Collection entries

------------------------------------------------

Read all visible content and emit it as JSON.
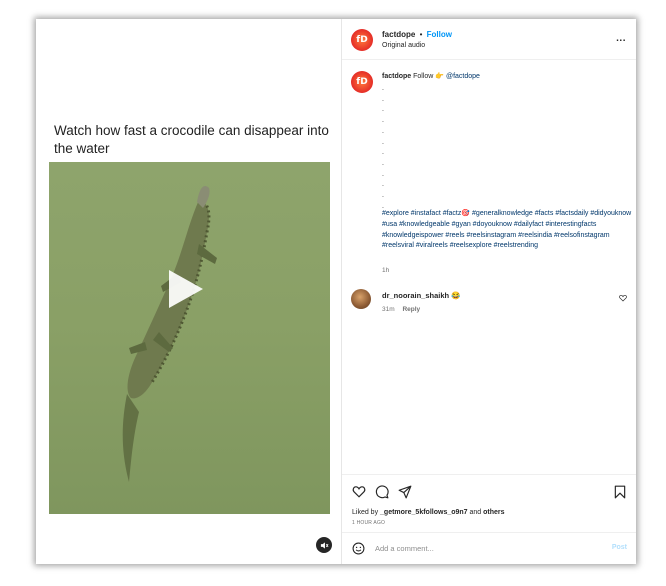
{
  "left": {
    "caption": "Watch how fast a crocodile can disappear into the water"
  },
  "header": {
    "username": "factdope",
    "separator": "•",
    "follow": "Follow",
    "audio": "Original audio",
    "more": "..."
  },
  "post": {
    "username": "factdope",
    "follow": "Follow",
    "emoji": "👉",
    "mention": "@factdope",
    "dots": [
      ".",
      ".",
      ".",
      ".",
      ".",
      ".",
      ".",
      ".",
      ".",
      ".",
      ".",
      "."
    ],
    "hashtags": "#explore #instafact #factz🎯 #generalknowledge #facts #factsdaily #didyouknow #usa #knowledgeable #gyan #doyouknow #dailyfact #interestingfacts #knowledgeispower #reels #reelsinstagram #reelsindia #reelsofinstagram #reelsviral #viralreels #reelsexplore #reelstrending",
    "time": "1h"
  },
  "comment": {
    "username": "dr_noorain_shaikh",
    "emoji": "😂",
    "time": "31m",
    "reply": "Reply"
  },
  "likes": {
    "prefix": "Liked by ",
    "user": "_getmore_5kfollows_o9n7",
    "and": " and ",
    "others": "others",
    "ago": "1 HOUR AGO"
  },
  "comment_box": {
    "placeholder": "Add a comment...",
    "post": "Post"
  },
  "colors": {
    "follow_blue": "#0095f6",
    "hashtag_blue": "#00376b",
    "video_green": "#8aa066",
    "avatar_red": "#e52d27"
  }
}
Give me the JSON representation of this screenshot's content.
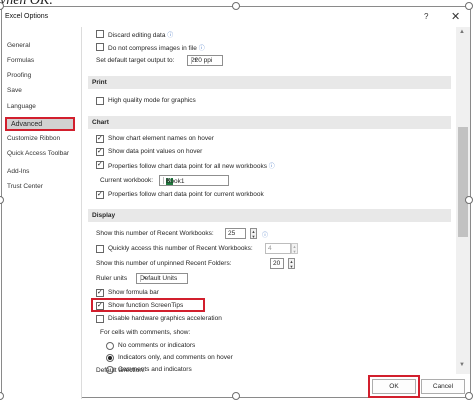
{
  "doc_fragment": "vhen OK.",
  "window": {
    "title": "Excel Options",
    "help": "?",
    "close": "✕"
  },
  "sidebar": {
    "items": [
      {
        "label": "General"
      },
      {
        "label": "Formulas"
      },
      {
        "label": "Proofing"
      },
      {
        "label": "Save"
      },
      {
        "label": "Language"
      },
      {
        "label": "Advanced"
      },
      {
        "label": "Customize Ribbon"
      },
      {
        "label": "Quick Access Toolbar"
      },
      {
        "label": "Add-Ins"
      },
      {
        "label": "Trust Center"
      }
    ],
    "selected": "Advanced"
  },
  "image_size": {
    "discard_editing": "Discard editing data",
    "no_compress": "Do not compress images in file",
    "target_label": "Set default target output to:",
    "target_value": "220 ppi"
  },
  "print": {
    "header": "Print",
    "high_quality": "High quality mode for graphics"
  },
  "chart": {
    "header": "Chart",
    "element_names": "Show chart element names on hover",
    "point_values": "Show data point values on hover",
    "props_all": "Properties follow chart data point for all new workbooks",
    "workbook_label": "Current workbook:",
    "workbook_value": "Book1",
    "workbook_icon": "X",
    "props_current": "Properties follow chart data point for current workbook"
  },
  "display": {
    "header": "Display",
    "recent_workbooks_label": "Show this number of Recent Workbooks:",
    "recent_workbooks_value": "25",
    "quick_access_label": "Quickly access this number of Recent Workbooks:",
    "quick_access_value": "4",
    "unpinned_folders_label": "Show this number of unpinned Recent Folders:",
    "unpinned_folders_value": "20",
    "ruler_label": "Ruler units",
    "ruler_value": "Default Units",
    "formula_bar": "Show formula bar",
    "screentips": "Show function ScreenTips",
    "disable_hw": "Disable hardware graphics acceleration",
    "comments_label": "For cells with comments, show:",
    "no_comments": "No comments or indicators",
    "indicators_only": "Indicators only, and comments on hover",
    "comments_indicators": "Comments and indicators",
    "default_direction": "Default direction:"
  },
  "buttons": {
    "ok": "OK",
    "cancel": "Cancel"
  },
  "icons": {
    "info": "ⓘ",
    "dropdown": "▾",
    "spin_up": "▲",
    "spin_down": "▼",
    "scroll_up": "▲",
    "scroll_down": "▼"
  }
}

------------------------------------------------

● AIM OF THE TASK
Exact copies of the entries above are needed, without their pictures.

● EXERCISE SOLUTION
Read all visible content and emit it as JSON.
{
  "left": {
    "caption": "Watch how fast a crocodile can disappear into the water"
  },
  "header": {
    "username": "factdope",
    "separator": "•",
    "follow": "Follow",
    "audio": "Original audio",
    "more": "..."
  },
  "post": {
    "username": "factdope",
    "follow": "Follow",
    "emoji": "👉",
    "mention": "@factdope",
    "dots": [
      ".",
      ".",
      ".",
      ".",
      ".",
      ".",
      ".",
      ".",
      ".",
      ".",
      ".",
      "."
    ],
    "hashtags": "#explore #instafact #factz🎯 #generalknowledge #facts #factsdaily #didyouknow #usa #knowledgeable #gyan #doyouknow #dailyfact #interestingfacts #knowledgeispower #reels #reelsinstagram #reelsindia #reelsofinstagram #reelsviral #viralreels #reelsexplore #reelstrending",
    "time": "1h"
  },
  "comment": {
    "username": "dr_noorain_shaikh",
    "emoji": "😂",
    "time": "31m",
    "reply": "Reply"
  },
  "likes": {
    "prefix": "Liked by ",
    "user": "_getmore_5kfollows_o9n7",
    "and": " and ",
    "others": "others",
    "ago": "1 HOUR AGO"
  },
  "comment_box": {
    "placeholder": "Add a comment...",
    "post": "Post"
  },
  "colors": {
    "follow_blue": "#0095f6",
    "hashtag_blue": "#00376b",
    "video_green": "#8aa066",
    "avatar_red": "#e52d27"
  }
}
Give me the JSON representation of this screenshot's content.
{
  "doc_fragment": "vhen OK.",
  "window": {
    "title": "Excel Options",
    "help": "?",
    "close": "✕"
  },
  "sidebar": {
    "items": [
      {
        "label": "General"
      },
      {
        "label": "Formulas"
      },
      {
        "label": "Proofing"
      },
      {
        "label": "Save"
      },
      {
        "label": "Language"
      },
      {
        "label": "Advanced"
      },
      {
        "label": "Customize Ribbon"
      },
      {
        "label": "Quick Access Toolbar"
      },
      {
        "label": "Add-Ins"
      },
      {
        "label": "Trust Center"
      }
    ],
    "selected": "Advanced"
  },
  "image_size": {
    "discard_editing": "Discard editing data",
    "no_compress": "Do not compress images in file",
    "target_label": "Set default target output to:",
    "target_value": "220 ppi"
  },
  "print": {
    "header": "Print",
    "high_quality": "High quality mode for graphics"
  },
  "chart": {
    "header": "Chart",
    "element_names": "Show chart element names on hover",
    "point_values": "Show data point values on hover",
    "props_all": "Properties follow chart data point for all new workbooks",
    "workbook_label": "Current workbook:",
    "workbook_value": "Book1",
    "workbook_icon": "X",
    "props_current": "Properties follow chart data point for current workbook"
  },
  "display": {
    "header": "Display",
    "recent_workbooks_label": "Show this number of Recent Workbooks:",
    "recent_workbooks_value": "25",
    "quick_access_label": "Quickly access this number of Recent Workbooks:",
    "quick_access_value": "4",
    "unpinned_folders_label": "Show this number of unpinned Recent Folders:",
    "unpinned_folders_value": "20",
    "ruler_label": "Ruler units",
    "ruler_value": "Default Units",
    "formula_bar": "Show formula bar",
    "screentips": "Show function ScreenTips",
    "disable_hw": "Disable hardware graphics acceleration",
    "comments_label": "For cells with comments, show:",
    "no_comments": "No comments or indicators",
    "indicators_only": "Indicators only, and comments on hover",
    "comments_indicators": "Comments and indicators",
    "default_direction": "Default direction:"
  },
  "buttons": {
    "ok": "OK",
    "cancel": "Cancel"
  },
  "icons": {
    "info": "ⓘ",
    "dropdown": "▾",
    "spin_up": "▲",
    "spin_down": "▼",
    "scroll_up": "▲",
    "scroll_down": "▼"
  }
}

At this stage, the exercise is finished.